**What the task requires**:
Print out every record exactly as it appears.

-*-

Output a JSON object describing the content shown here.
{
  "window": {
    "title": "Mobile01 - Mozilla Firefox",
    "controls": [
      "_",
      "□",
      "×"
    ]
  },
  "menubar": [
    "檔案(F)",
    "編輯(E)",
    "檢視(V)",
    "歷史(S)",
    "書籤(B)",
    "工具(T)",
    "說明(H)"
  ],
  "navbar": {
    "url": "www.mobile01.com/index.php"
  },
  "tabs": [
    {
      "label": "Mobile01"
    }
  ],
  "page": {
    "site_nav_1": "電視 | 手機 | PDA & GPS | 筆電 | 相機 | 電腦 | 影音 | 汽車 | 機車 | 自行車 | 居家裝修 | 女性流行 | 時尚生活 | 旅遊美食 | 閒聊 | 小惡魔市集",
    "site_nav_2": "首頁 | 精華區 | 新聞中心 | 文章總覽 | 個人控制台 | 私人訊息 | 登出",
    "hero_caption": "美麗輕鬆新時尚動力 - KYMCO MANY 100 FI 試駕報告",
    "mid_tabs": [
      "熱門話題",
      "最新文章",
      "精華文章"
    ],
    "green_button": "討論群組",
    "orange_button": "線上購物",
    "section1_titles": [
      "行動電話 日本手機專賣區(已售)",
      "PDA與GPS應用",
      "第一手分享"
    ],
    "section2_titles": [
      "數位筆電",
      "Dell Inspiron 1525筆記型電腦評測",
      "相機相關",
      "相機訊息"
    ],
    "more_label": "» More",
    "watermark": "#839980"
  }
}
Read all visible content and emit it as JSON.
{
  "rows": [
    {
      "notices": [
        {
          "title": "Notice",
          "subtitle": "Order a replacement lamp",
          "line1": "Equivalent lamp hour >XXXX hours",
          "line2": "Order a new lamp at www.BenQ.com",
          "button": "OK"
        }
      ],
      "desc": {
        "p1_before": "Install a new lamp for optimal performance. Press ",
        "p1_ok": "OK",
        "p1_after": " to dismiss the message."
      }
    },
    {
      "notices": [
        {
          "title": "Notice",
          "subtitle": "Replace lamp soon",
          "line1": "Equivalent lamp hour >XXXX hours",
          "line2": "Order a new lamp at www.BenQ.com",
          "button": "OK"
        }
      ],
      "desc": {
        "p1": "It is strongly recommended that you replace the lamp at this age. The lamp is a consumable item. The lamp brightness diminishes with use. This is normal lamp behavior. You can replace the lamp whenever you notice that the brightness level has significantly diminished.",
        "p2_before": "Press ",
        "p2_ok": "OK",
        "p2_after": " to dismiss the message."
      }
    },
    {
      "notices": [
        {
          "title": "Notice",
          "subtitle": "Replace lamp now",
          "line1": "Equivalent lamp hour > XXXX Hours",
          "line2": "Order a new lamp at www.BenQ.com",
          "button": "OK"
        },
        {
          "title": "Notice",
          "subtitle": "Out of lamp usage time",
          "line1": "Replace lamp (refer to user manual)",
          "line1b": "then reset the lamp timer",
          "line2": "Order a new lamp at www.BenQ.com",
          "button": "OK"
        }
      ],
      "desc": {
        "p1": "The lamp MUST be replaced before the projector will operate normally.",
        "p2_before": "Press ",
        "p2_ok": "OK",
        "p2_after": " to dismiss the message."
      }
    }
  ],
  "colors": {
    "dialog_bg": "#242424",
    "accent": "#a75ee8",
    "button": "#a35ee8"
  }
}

-*-

**Exercise answer**:
Output a JSON object describing the content shown here.
{
  "window": {
    "title": "Mobile01 - Mozilla Firefox",
    "controls": [
      "_",
      "□",
      "×"
    ]
  },
  "menubar": [
    "檔案(F)",
    "編輯(E)",
    "檢視(V)",
    "歷史(S)",
    "書籤(B)",
    "工具(T)",
    "說明(H)"
  ],
  "navbar": {
    "url": "www.mobile01.com/index.php"
  },
  "tabs": [
    {
      "label": "Mobile01"
    }
  ],
  "page": {
    "site_nav_1": "電視 | 手機 | PDA & GPS | 筆電 | 相機 | 電腦 | 影音 | 汽車 | 機車 | 自行車 | 居家裝修 | 女性流行 | 時尚生活 | 旅遊美食 | 閒聊 | 小惡魔市集",
    "site_nav_2": "首頁 | 精華區 | 新聞中心 | 文章總覽 | 個人控制台 | 私人訊息 | 登出",
    "hero_caption": "美麗輕鬆新時尚動力 - KYMCO MANY 100 FI 試駕報告",
    "mid_tabs": [
      "熱門話題",
      "最新文章",
      "精華文章"
    ],
    "green_button": "討論群組",
    "orange_button": "線上購物",
    "section1_titles": [
      "行動電話 日本手機專賣區(已售)",
      "PDA與GPS應用",
      "第一手分享"
    ],
    "section2_titles": [
      "數位筆電",
      "Dell Inspiron 1525筆記型電腦評測",
      "相機相關",
      "相機訊息"
    ],
    "more_label": "» More",
    "watermark": "#839980"
  }
}
Read all visible content and emit it as JSON.
{
  "rows": [
    {
      "notices": [
        {
          "title": "Notice",
          "subtitle": "Order a replacement lamp",
          "line1": "Equivalent lamp hour >XXXX hours",
          "line2": "Order a new lamp at www.BenQ.com",
          "button": "OK"
        }
      ],
      "desc": {
        "p1_before": "Install a new lamp for optimal performance. Press ",
        "p1_ok": "OK",
        "p1_after": " to dismiss the message."
      }
    },
    {
      "notices": [
        {
          "title": "Notice",
          "subtitle": "Replace lamp soon",
          "line1": "Equivalent lamp hour >XXXX hours",
          "line2": "Order a new lamp at www.BenQ.com",
          "button": "OK"
        }
      ],
      "desc": {
        "p1": "It is strongly recommended that you replace the lamp at this age. The lamp is a consumable item. The lamp brightness diminishes with use. This is normal lamp behavior. You can replace the lamp whenever you notice that the brightness level has significantly diminished.",
        "p2_before": "Press ",
        "p2_ok": "OK",
        "p2_after": " to dismiss the message."
      }
    },
    {
      "notices": [
        {
          "title": "Notice",
          "subtitle": "Replace lamp now",
          "line1": "Equivalent lamp hour > XXXX Hours",
          "line2": "Order a new lamp at www.BenQ.com",
          "button": "OK"
        },
        {
          "title": "Notice",
          "subtitle": "Out of lamp usage time",
          "line1": "Replace lamp (refer to user manual)",
          "line1b": "then reset the lamp timer",
          "line2": "Order a new lamp at www.BenQ.com",
          "button": "OK"
        }
      ],
      "desc": {
        "p1": "The lamp MUST be replaced before the projector will operate normally.",
        "p2_before": "Press ",
        "p2_ok": "OK",
        "p2_after": " to dismiss the message."
      }
    }
  ],
  "colors": {
    "dialog_bg": "#242424",
    "accent": "#a75ee8",
    "button": "#a35ee8"
  }
}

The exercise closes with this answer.